Write out all records as given; omit images.
* Begin *
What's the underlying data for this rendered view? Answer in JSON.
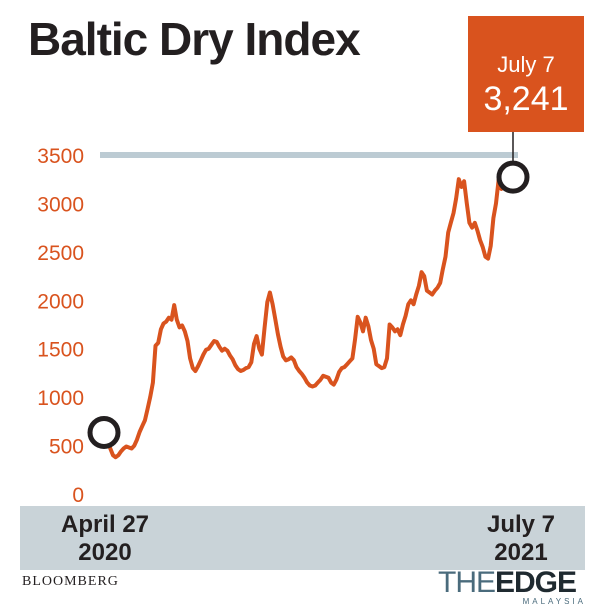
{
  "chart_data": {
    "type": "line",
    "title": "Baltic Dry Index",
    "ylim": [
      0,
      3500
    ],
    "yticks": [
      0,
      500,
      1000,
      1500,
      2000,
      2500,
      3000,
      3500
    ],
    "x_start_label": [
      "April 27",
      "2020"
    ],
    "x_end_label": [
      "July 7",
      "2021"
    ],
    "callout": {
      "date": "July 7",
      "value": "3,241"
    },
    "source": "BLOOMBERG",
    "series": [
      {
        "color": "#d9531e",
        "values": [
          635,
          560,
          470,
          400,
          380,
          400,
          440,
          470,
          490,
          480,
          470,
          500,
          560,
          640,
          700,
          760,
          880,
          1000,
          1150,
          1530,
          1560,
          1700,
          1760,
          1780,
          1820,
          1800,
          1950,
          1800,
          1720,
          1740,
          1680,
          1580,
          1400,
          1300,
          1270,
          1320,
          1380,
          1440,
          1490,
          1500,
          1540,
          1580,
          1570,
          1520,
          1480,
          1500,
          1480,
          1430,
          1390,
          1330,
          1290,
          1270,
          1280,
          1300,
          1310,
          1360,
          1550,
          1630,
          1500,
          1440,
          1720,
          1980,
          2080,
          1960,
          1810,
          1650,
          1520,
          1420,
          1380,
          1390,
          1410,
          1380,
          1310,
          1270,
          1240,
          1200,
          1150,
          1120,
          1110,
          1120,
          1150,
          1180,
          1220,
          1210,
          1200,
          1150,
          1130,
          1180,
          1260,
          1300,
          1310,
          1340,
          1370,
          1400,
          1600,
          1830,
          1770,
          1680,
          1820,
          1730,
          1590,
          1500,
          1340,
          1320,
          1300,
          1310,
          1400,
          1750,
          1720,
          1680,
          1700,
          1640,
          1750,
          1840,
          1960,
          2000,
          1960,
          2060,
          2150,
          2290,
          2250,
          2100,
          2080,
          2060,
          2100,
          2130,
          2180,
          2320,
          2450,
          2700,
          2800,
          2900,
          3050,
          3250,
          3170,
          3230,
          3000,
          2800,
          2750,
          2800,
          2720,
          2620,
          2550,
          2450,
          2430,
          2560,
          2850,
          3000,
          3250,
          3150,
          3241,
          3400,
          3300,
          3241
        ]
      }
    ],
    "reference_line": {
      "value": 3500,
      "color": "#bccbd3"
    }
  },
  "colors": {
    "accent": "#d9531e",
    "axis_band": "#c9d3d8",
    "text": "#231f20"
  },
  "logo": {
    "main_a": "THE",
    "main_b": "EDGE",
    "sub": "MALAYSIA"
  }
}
* End *
→ TASK SOLUTION:
What's the underlying data for this rendered view? Answer in JSON.
{
  "chart_data": {
    "type": "line",
    "title": "Baltic Dry Index",
    "ylim": [
      0,
      3500
    ],
    "yticks": [
      0,
      500,
      1000,
      1500,
      2000,
      2500,
      3000,
      3500
    ],
    "x_start_label": [
      "April 27",
      "2020"
    ],
    "x_end_label": [
      "July 7",
      "2021"
    ],
    "callout": {
      "date": "July 7",
      "value": "3,241"
    },
    "source": "BLOOMBERG",
    "series": [
      {
        "color": "#d9531e",
        "values": [
          635,
          560,
          470,
          400,
          380,
          400,
          440,
          470,
          490,
          480,
          470,
          500,
          560,
          640,
          700,
          760,
          880,
          1000,
          1150,
          1530,
          1560,
          1700,
          1760,
          1780,
          1820,
          1800,
          1950,
          1800,
          1720,
          1740,
          1680,
          1580,
          1400,
          1300,
          1270,
          1320,
          1380,
          1440,
          1490,
          1500,
          1540,
          1580,
          1570,
          1520,
          1480,
          1500,
          1480,
          1430,
          1390,
          1330,
          1290,
          1270,
          1280,
          1300,
          1310,
          1360,
          1550,
          1630,
          1500,
          1440,
          1720,
          1980,
          2080,
          1960,
          1810,
          1650,
          1520,
          1420,
          1380,
          1390,
          1410,
          1380,
          1310,
          1270,
          1240,
          1200,
          1150,
          1120,
          1110,
          1120,
          1150,
          1180,
          1220,
          1210,
          1200,
          1150,
          1130,
          1180,
          1260,
          1300,
          1310,
          1340,
          1370,
          1400,
          1600,
          1830,
          1770,
          1680,
          1820,
          1730,
          1590,
          1500,
          1340,
          1320,
          1300,
          1310,
          1400,
          1750,
          1720,
          1680,
          1700,
          1640,
          1750,
          1840,
          1960,
          2000,
          1960,
          2060,
          2150,
          2290,
          2250,
          2100,
          2080,
          2060,
          2100,
          2130,
          2180,
          2320,
          2450,
          2700,
          2800,
          2900,
          3050,
          3250,
          3170,
          3230,
          3000,
          2800,
          2750,
          2800,
          2720,
          2620,
          2550,
          2450,
          2430,
          2560,
          2850,
          3000,
          3250,
          3150,
          3241,
          3400,
          3300,
          3241
        ]
      }
    ],
    "reference_line": {
      "value": 3500,
      "color": "#bccbd3"
    }
  },
  "colors": {
    "accent": "#d9531e",
    "axis_band": "#c9d3d8",
    "text": "#231f20"
  },
  "logo": {
    "main_a": "THE",
    "main_b": "EDGE",
    "sub": "MALAYSIA"
  }
}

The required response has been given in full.